Problem to work on: Pick out the lines in the listing below that contain the word "Last" and copy them.

==== Exercise material ====

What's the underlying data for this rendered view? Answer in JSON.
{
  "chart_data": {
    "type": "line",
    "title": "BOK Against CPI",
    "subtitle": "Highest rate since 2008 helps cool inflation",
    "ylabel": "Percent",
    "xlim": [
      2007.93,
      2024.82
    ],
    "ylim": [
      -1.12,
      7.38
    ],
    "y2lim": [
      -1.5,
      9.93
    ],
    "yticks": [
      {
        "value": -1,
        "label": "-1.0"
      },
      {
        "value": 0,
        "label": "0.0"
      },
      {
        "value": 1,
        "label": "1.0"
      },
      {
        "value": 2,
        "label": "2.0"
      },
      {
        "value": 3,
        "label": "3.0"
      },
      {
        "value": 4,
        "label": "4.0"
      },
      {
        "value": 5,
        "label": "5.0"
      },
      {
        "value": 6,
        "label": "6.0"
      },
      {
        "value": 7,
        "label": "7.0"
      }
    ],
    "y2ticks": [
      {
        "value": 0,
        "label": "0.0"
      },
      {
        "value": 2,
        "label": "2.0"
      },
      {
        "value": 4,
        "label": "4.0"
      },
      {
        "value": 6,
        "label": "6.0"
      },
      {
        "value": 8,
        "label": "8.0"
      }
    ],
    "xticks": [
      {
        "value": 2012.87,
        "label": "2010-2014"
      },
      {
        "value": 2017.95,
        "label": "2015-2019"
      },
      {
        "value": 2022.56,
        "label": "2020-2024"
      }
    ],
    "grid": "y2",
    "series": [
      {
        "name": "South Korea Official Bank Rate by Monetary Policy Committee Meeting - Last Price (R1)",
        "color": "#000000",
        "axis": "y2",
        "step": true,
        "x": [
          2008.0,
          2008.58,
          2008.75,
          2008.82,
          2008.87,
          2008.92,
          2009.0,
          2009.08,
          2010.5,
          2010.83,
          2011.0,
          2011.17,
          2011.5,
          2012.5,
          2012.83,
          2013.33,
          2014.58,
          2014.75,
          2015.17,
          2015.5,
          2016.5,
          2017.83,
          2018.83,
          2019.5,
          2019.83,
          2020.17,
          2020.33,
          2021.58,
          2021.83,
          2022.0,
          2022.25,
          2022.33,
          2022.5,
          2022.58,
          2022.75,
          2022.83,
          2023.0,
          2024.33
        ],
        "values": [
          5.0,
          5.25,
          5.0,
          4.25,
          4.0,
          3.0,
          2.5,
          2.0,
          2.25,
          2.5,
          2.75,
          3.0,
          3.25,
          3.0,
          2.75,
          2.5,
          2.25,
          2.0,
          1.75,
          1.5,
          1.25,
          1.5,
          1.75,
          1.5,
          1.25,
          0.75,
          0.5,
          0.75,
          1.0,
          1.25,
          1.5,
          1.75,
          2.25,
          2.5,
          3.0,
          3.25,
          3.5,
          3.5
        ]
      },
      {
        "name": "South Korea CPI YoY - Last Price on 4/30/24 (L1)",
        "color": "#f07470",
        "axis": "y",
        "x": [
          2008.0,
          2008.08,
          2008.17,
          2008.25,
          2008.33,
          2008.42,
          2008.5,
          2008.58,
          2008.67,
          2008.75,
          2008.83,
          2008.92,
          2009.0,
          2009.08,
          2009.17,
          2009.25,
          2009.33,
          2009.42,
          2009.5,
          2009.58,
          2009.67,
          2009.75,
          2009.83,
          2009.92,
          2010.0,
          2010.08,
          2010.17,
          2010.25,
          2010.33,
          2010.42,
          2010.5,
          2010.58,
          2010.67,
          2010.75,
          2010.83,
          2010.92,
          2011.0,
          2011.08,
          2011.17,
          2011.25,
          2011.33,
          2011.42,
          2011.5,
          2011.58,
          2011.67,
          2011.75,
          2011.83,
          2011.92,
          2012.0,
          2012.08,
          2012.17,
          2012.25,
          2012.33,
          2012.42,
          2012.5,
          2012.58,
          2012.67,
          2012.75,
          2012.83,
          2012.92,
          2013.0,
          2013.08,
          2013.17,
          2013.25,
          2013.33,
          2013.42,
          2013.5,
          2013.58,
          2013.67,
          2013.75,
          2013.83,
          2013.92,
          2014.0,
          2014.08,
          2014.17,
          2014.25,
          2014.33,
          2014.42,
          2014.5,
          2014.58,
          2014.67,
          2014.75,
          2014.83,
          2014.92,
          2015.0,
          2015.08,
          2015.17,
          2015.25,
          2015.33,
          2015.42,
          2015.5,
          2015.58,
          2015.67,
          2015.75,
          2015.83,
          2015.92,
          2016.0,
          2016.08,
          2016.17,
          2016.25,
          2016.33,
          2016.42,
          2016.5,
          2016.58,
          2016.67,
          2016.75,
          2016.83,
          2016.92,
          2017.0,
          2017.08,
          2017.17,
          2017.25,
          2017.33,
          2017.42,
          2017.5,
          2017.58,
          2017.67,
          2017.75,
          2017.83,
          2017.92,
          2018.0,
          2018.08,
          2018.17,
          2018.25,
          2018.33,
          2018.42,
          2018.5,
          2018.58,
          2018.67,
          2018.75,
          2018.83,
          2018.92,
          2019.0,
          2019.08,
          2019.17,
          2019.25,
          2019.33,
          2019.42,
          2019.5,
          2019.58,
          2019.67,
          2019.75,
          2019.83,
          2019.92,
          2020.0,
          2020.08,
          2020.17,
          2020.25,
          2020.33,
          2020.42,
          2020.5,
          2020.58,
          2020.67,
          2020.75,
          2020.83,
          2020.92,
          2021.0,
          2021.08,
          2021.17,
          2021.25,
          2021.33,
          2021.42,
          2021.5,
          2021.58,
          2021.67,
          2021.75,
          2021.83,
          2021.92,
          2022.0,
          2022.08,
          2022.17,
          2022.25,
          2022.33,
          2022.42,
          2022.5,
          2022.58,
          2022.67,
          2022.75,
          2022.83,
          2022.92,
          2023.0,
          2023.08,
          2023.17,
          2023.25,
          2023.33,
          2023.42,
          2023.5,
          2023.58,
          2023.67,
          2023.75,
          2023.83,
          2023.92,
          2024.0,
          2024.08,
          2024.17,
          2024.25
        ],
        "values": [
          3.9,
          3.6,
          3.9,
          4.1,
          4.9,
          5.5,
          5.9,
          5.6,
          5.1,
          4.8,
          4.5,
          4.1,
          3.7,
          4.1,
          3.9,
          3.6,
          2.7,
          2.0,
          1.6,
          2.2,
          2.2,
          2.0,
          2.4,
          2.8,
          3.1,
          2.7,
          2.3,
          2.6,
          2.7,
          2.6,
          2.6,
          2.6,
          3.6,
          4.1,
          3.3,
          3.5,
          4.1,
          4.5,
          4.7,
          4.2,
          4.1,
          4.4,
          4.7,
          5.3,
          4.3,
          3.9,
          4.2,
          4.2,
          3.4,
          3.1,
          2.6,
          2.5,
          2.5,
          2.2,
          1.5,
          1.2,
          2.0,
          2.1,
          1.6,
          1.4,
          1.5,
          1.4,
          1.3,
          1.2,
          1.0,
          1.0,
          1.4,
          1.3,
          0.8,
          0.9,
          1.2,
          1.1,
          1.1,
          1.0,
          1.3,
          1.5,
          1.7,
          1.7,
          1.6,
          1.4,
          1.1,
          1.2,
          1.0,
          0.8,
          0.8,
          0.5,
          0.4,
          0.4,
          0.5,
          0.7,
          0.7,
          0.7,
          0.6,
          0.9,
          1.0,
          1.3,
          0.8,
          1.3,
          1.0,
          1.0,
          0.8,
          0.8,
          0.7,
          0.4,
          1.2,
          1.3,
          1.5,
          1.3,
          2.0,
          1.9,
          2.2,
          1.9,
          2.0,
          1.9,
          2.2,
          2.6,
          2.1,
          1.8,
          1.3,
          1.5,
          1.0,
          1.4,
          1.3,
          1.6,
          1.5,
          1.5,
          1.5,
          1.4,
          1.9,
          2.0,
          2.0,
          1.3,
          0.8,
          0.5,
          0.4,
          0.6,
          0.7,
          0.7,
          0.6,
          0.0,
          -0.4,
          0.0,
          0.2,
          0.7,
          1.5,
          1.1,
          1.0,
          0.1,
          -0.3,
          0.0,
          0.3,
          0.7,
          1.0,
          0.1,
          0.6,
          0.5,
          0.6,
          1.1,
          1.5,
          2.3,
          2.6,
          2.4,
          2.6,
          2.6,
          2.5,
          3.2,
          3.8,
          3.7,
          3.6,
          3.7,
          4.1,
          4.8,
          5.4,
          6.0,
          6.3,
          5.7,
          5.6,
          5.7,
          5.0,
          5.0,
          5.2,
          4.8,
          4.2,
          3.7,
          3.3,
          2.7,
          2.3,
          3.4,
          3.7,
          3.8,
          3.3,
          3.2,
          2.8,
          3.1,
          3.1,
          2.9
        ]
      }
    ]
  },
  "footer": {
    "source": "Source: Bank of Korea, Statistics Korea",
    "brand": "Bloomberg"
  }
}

====

Task solution:
        "name": "South Korea Official Bank Rate by Monetary Policy Committee Meeting - Last Price (R1)",
        "name": "South Korea CPI YoY - Last Price on 4/30/24 (L1)",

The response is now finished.